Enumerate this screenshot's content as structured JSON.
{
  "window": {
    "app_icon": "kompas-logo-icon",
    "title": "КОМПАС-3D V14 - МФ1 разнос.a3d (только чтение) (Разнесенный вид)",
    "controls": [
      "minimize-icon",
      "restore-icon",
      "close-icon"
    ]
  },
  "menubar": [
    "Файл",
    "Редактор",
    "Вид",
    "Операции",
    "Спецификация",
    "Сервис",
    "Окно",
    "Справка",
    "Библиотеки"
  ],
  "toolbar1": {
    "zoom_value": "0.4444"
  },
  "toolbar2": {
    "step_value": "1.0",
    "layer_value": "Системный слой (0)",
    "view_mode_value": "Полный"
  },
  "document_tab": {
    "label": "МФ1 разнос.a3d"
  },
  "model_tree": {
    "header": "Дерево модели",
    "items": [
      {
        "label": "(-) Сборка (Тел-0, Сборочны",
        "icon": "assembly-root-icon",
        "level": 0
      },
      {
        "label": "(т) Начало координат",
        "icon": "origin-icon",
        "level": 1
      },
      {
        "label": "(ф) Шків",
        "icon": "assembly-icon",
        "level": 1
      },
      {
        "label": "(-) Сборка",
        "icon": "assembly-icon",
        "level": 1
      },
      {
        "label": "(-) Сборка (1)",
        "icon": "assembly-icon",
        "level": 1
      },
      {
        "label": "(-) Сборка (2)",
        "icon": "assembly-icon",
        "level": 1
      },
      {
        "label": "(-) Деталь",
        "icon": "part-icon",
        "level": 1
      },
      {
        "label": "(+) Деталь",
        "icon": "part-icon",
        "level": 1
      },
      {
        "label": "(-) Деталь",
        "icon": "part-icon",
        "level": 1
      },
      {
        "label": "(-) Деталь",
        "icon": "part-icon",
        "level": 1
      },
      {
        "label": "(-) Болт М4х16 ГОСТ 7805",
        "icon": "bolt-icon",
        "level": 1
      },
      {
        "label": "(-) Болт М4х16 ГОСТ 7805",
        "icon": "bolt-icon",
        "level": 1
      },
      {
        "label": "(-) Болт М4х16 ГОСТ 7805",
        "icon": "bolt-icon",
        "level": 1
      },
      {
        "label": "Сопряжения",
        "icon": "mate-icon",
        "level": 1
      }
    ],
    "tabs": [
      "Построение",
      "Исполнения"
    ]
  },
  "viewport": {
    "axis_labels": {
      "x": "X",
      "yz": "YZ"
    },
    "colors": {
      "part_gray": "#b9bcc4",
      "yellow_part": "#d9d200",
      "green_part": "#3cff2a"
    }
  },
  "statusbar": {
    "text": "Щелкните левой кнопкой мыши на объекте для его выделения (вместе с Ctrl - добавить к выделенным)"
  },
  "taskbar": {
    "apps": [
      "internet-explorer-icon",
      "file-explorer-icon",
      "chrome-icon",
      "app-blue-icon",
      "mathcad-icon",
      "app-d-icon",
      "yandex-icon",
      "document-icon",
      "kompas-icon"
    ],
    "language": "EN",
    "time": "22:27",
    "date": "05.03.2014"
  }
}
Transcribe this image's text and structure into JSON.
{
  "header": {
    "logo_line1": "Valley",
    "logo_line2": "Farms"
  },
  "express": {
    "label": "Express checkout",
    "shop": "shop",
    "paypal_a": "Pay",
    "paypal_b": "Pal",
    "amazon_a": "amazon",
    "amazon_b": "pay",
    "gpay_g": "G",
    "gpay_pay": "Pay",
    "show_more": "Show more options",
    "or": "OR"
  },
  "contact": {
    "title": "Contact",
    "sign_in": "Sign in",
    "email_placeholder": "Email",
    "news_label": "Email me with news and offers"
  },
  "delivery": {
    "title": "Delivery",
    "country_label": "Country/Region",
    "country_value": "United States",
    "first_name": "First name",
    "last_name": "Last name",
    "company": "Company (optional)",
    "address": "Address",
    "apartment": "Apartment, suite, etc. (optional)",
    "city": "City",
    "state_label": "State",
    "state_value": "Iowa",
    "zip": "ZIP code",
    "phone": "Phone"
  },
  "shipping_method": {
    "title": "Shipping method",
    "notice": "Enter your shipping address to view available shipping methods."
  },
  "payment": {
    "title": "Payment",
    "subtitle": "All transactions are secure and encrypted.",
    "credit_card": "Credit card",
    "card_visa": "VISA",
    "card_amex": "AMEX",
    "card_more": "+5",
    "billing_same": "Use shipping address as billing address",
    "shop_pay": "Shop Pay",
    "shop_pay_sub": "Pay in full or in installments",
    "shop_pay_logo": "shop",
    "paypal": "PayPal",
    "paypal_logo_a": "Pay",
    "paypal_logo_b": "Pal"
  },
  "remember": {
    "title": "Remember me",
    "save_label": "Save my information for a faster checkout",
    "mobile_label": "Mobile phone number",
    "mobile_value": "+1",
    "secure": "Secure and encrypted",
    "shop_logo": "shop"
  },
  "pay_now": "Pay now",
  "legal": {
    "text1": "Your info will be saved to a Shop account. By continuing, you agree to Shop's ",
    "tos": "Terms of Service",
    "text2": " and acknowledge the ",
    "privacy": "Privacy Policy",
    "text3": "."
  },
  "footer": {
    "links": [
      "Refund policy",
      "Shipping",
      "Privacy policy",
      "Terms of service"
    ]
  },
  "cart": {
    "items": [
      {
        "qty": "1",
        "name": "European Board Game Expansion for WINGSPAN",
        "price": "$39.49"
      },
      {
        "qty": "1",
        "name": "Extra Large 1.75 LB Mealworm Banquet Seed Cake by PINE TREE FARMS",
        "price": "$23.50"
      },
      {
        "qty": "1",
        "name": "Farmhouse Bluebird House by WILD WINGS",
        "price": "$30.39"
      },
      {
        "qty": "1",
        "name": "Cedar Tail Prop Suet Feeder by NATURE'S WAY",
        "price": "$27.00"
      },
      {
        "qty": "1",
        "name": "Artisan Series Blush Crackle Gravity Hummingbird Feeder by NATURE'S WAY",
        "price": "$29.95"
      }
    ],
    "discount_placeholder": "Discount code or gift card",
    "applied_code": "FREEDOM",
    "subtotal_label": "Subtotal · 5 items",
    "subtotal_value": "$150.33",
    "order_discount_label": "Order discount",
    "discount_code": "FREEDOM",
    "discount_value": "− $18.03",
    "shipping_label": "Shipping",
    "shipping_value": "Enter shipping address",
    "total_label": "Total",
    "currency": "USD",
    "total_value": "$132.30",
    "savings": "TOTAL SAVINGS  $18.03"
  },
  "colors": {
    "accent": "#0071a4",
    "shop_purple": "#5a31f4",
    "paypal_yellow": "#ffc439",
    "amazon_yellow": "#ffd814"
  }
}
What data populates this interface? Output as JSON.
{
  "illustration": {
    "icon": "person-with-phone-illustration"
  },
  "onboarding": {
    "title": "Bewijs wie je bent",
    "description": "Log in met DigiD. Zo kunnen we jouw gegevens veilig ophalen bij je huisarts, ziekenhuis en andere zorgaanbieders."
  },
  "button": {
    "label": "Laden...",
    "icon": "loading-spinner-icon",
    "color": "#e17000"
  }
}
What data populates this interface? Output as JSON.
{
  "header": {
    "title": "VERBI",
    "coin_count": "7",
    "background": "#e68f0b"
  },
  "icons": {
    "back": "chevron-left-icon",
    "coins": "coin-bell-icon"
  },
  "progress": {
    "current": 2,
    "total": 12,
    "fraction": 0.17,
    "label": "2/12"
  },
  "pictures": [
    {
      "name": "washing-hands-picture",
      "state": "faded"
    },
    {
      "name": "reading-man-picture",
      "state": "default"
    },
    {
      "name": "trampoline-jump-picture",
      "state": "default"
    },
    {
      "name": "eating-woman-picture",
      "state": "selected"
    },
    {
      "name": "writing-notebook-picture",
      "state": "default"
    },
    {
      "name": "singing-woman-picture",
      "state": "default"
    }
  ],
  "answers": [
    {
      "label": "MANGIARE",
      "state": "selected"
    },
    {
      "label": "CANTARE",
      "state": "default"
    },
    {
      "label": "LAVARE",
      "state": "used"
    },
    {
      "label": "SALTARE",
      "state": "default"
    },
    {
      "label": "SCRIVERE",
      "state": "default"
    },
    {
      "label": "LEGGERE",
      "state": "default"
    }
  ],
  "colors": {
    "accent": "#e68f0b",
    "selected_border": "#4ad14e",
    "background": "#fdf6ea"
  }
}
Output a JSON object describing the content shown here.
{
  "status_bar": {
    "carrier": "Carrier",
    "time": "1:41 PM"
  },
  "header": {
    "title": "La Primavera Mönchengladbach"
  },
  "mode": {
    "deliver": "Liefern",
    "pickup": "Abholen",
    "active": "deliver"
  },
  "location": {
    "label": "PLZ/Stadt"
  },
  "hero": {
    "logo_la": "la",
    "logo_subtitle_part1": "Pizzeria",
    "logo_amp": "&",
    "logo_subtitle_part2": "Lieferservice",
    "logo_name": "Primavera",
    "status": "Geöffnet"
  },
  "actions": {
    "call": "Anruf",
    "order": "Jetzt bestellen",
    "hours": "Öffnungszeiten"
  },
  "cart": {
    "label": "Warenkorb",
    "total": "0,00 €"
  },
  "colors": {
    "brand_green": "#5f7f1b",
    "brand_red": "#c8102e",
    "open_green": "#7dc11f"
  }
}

**Directive**: Examine the records and pull out every line where the string "JSON" occurs.

**Written response**:
Enumerate this screenshot's content as structured JSON.
Transcribe this image's text and structure into JSON.
What data populates this interface? Output as JSON.
What data populates this interface? Output as JSON.
Output a JSON object describing the content shown here.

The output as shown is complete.